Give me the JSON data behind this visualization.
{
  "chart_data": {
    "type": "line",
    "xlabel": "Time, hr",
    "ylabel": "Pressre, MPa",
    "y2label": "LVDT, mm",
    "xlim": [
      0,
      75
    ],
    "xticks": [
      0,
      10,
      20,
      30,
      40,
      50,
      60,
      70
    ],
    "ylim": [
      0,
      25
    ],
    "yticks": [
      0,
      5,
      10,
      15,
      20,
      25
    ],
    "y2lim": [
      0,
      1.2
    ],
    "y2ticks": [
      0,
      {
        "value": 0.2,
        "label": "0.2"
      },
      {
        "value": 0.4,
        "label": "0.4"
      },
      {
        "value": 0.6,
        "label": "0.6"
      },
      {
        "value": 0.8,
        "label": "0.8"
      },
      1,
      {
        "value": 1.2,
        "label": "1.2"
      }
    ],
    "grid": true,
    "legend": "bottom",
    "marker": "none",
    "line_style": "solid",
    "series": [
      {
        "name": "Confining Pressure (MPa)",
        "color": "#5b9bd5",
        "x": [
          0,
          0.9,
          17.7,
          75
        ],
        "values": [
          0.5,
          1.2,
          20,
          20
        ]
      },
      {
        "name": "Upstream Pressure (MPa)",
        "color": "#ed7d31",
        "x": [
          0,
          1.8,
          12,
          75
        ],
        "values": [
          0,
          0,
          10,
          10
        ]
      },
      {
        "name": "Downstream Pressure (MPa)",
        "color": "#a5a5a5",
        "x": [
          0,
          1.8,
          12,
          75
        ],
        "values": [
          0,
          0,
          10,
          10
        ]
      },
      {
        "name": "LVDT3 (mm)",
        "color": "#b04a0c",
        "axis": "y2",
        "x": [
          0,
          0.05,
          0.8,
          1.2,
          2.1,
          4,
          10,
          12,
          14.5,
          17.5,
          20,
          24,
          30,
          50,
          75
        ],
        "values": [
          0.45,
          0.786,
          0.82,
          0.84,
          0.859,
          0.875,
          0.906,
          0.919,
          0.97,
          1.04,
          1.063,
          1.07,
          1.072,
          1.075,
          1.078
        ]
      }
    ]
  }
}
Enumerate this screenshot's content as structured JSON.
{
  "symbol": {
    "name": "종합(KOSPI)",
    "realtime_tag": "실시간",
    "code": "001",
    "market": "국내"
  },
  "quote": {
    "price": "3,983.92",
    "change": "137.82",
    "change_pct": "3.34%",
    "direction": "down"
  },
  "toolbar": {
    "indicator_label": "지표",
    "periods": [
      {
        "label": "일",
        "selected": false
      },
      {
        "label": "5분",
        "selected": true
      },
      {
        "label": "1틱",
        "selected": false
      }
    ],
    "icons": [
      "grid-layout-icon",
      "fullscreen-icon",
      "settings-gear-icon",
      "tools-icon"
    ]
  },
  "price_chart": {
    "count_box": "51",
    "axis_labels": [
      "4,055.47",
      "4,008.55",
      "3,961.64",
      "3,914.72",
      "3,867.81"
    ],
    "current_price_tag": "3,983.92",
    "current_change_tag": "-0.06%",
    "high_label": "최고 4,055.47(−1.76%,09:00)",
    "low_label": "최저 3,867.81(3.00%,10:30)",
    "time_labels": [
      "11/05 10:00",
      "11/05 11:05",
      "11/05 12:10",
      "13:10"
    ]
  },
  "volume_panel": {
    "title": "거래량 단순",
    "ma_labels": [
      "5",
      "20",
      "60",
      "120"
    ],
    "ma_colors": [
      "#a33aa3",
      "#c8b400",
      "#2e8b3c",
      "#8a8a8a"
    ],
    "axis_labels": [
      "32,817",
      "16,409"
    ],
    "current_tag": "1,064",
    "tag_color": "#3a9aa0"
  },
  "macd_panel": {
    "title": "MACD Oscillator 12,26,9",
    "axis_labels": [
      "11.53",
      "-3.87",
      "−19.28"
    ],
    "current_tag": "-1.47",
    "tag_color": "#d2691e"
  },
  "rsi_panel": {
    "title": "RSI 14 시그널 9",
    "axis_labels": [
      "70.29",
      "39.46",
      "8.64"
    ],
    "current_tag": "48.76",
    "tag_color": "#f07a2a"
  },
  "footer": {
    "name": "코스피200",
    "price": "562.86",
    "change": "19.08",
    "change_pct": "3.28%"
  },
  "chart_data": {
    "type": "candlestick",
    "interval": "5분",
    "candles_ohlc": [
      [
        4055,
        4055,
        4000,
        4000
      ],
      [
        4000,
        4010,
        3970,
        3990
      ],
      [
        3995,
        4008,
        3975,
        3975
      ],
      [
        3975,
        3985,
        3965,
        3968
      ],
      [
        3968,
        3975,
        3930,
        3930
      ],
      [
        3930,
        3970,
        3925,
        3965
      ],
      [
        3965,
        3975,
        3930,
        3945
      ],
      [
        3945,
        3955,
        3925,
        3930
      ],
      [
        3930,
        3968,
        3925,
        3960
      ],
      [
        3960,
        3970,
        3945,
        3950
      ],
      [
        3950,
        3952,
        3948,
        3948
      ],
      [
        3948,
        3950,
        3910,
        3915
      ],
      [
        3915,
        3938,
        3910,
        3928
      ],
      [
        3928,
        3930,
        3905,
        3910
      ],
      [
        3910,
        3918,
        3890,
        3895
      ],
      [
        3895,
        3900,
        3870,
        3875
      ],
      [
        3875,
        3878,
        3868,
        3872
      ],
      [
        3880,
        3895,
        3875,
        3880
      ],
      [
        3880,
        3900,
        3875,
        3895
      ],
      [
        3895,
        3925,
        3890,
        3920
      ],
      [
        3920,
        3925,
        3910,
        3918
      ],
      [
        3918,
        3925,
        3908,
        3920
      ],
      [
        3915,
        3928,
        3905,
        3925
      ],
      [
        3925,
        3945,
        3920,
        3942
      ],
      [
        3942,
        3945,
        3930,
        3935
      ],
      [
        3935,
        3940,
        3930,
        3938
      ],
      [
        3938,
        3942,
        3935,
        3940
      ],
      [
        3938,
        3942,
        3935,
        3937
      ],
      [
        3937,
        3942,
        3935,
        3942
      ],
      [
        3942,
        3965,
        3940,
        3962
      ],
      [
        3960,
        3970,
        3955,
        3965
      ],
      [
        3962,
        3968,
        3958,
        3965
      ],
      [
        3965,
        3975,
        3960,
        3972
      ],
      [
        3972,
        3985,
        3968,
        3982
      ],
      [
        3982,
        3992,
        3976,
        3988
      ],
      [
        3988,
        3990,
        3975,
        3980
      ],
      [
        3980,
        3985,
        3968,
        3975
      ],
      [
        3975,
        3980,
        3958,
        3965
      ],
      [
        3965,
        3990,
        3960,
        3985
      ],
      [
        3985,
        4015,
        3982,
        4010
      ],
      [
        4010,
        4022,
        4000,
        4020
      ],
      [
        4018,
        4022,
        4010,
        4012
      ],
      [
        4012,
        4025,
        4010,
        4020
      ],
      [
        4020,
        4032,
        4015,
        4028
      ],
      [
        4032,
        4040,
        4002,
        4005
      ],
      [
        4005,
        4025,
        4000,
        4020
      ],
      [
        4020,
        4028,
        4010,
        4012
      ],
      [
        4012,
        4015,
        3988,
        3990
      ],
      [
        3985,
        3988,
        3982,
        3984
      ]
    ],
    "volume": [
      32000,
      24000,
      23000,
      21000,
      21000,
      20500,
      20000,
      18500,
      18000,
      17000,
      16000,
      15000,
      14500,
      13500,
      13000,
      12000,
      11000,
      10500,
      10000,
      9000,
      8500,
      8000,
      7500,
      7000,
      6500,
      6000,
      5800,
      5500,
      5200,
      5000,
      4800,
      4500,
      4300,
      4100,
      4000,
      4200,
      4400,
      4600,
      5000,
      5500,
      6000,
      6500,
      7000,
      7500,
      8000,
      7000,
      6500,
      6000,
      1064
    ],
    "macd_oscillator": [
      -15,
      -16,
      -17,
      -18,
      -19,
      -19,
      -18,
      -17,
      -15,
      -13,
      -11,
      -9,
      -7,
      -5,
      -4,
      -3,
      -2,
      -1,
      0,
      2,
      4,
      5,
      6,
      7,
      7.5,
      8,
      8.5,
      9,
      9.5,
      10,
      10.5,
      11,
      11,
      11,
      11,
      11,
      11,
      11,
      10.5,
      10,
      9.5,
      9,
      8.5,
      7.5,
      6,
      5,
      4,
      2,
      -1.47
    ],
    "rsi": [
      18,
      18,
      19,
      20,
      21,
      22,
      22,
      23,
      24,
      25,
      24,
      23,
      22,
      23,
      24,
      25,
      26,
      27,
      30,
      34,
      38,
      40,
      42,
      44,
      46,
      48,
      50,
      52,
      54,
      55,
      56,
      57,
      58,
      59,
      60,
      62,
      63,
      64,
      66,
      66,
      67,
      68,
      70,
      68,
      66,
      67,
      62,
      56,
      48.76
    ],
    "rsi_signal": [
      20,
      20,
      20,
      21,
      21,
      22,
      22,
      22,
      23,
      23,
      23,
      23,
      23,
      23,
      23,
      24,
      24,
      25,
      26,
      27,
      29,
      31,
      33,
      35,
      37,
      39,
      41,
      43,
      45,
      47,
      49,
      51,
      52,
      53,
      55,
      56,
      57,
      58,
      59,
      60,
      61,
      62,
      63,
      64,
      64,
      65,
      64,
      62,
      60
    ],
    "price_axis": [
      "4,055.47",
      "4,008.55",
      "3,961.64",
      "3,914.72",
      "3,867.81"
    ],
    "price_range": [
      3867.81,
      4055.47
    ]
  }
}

- _JOB_
Look through the data above. Copy every line with the string "JSON" in it.

- _IN RESPONSE_
Give me the JSON data behind this visualization.
Enumerate this screenshot's content as structured JSON.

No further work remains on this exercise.